Write the listing out again, all of it, word for word.

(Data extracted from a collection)
——
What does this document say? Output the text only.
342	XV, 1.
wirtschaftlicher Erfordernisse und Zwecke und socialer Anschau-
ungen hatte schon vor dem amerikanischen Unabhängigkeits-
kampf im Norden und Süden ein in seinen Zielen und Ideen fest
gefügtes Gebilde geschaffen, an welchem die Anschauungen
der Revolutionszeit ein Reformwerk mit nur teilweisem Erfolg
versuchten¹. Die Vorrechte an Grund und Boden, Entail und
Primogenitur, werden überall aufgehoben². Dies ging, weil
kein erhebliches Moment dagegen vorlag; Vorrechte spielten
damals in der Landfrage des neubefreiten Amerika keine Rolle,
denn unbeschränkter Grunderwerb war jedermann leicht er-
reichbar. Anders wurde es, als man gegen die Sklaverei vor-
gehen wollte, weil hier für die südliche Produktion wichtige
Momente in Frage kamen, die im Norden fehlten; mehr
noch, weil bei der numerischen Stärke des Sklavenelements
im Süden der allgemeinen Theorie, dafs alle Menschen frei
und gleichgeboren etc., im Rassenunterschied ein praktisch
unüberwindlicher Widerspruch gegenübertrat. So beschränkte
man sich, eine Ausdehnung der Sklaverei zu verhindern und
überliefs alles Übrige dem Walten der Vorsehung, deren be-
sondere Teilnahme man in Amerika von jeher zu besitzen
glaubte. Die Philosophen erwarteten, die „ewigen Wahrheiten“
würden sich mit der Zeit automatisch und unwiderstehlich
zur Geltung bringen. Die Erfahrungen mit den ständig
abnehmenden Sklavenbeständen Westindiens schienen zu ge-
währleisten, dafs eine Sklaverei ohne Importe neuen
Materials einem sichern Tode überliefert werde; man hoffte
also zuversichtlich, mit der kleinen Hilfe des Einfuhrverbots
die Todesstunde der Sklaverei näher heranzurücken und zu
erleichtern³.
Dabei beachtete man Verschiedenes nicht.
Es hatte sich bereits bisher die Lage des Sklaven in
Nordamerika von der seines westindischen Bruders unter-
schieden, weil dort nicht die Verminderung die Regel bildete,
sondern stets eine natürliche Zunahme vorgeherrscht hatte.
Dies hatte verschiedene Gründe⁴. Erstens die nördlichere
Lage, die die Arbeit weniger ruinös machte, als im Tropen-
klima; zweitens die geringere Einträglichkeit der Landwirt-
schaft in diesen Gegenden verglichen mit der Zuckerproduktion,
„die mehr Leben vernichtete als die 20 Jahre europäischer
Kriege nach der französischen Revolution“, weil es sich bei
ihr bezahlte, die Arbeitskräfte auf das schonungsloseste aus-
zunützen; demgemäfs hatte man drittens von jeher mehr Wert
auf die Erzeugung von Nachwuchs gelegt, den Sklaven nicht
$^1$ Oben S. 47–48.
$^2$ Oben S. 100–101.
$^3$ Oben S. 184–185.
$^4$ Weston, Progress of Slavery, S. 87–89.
——
▶ [Response to this task]:
What does this document say? Output the text only.
342	XV, 1.
wirtschaftlicher Erfordernisse und Zwecke und socialer Anschau-
ungen hatte schon vor dem amerikanischen Unabhängigkeits-
kampf im Norden und Süden ein in seinen Zielen und Ideen fest
gefügtes Gebilde geschaffen, an welchem die Anschauungen
der Revolutionszeit ein Reformwerk mit nur teilweisem Erfolg
versuchten¹. Die Vorrechte an Grund und Boden, Entail und
Primogenitur, werden überall aufgehoben². Dies ging, weil
kein erhebliches Moment dagegen vorlag; Vorrechte spielten
damals in der Landfrage des neubefreiten Amerika keine Rolle,
denn unbeschränkter Grunderwerb war jedermann leicht er-
reichbar. Anders wurde es, als man gegen die Sklaverei vor-
gehen wollte, weil hier für die südliche Produktion wichtige
Momente in Frage kamen, die im Norden fehlten; mehr
noch, weil bei der numerischen Stärke des Sklavenelements
im Süden der allgemeinen Theorie, dafs alle Menschen frei
und gleichgeboren etc., im Rassenunterschied ein praktisch
unüberwindlicher Widerspruch gegenübertrat. So beschränkte
man sich, eine Ausdehnung der Sklaverei zu verhindern und
überliefs alles Übrige dem Walten der Vorsehung, deren be-
sondere Teilnahme man in Amerika von jeher zu besitzen
glaubte. Die Philosophen erwarteten, die „ewigen Wahrheiten“
würden sich mit der Zeit automatisch und unwiderstehlich
zur Geltung bringen. Die Erfahrungen mit den ständig
abnehmenden Sklavenbeständen Westindiens schienen zu ge-
währleisten, dafs eine Sklaverei ohne Importe neuen
Materials einem sichern Tode überliefert werde; man hoffte
also zuversichtlich, mit der kleinen Hilfe des Einfuhrverbots
die Todesstunde der Sklaverei näher heranzurücken und zu
erleichtern³.
Dabei beachtete man Verschiedenes nicht.
Es hatte sich bereits bisher die Lage des Sklaven in
Nordamerika von der seines westindischen Bruders unter-
schieden, weil dort nicht die Verminderung die Regel bildete,
sondern stets eine natürliche Zunahme vorgeherrscht hatte.
Dies hatte verschiedene Gründe⁴. Erstens die nördlichere
Lage, die die Arbeit weniger ruinös machte, als im Tropen-
klima; zweitens die geringere Einträglichkeit der Landwirt-
schaft in diesen Gegenden verglichen mit der Zuckerproduktion,
„die mehr Leben vernichtete als die 20 Jahre europäischer
Kriege nach der französischen Revolution“, weil es sich bei
ihr bezahlte, die Arbeitskräfte auf das schonungsloseste aus-
zunützen; demgemäfs hatte man drittens von jeher mehr Wert
auf die Erzeugung von Nachwuchs gelegt, den Sklaven nicht
$^1$ Oben S. 47–48.
$^2$ Oben S. 100–101.
$^3$ Oben S. 184–185.
$^4$ Weston, Progress of Slavery, S. 87–89.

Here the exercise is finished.